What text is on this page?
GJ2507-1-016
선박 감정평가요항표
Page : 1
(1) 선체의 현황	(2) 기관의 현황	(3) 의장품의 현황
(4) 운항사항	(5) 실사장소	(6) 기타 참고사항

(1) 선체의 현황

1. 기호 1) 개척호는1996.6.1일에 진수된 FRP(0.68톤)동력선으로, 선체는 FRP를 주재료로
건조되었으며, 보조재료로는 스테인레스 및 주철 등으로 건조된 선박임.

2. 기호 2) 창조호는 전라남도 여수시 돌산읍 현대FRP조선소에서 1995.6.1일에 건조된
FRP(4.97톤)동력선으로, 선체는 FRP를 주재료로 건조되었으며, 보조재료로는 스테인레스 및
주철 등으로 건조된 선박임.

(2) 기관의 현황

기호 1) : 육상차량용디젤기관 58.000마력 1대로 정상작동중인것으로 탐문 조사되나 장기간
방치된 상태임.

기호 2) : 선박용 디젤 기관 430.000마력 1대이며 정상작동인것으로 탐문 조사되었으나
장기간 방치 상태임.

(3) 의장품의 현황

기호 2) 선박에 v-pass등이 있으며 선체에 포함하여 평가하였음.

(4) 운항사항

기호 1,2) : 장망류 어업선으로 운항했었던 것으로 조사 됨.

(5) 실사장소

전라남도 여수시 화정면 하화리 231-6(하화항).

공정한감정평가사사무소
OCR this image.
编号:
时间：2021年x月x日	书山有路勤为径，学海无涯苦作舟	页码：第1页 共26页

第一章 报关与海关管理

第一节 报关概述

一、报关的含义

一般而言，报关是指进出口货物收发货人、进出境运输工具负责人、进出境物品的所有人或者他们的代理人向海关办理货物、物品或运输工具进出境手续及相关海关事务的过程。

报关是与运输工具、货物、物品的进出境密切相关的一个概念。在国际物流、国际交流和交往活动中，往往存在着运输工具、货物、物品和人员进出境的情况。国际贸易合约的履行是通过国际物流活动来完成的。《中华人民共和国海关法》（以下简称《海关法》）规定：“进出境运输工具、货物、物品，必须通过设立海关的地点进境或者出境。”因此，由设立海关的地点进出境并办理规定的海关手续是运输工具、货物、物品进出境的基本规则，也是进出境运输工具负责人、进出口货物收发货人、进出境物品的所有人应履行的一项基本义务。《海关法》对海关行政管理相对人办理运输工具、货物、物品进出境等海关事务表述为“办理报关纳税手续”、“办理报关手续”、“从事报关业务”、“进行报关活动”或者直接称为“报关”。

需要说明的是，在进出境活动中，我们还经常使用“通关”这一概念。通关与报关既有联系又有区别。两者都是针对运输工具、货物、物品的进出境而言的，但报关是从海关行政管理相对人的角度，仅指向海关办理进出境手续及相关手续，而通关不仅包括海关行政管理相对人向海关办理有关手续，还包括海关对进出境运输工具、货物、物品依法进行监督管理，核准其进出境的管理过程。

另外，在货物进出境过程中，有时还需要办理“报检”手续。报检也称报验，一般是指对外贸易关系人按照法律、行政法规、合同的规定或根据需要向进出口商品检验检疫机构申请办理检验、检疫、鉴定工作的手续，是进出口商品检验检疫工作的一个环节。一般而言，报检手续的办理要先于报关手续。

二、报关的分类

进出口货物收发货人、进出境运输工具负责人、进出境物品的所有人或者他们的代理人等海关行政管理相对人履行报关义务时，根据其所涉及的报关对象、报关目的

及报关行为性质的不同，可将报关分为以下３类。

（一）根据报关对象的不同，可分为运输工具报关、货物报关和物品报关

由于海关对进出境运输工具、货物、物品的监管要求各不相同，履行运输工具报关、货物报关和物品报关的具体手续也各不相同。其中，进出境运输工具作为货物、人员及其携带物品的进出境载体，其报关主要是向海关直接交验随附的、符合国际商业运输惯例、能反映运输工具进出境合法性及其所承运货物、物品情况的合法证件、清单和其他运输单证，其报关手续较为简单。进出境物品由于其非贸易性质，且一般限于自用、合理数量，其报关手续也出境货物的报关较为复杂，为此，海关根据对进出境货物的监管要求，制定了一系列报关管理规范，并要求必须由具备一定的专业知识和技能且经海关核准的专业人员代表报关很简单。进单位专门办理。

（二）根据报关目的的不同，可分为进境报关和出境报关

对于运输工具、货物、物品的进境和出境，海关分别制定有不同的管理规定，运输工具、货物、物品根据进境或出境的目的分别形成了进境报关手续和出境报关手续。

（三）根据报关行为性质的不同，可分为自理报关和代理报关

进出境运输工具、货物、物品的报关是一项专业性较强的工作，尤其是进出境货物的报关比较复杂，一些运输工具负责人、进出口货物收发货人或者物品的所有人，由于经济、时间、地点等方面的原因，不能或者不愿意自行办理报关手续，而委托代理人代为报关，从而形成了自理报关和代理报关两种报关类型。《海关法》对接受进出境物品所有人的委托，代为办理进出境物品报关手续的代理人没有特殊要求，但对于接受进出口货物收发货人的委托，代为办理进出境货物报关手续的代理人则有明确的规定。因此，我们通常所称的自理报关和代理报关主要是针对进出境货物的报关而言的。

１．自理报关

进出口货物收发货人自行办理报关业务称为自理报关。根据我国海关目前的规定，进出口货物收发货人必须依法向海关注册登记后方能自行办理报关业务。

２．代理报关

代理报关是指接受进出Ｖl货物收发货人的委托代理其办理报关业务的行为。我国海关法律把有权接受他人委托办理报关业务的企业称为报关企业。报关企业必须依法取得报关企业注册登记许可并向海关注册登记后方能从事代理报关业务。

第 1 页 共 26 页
═══
STATED TASK >>
How many lines of the listing above include the word "전라남도"? Reply with the number alone.

THE RESPONSE >>
2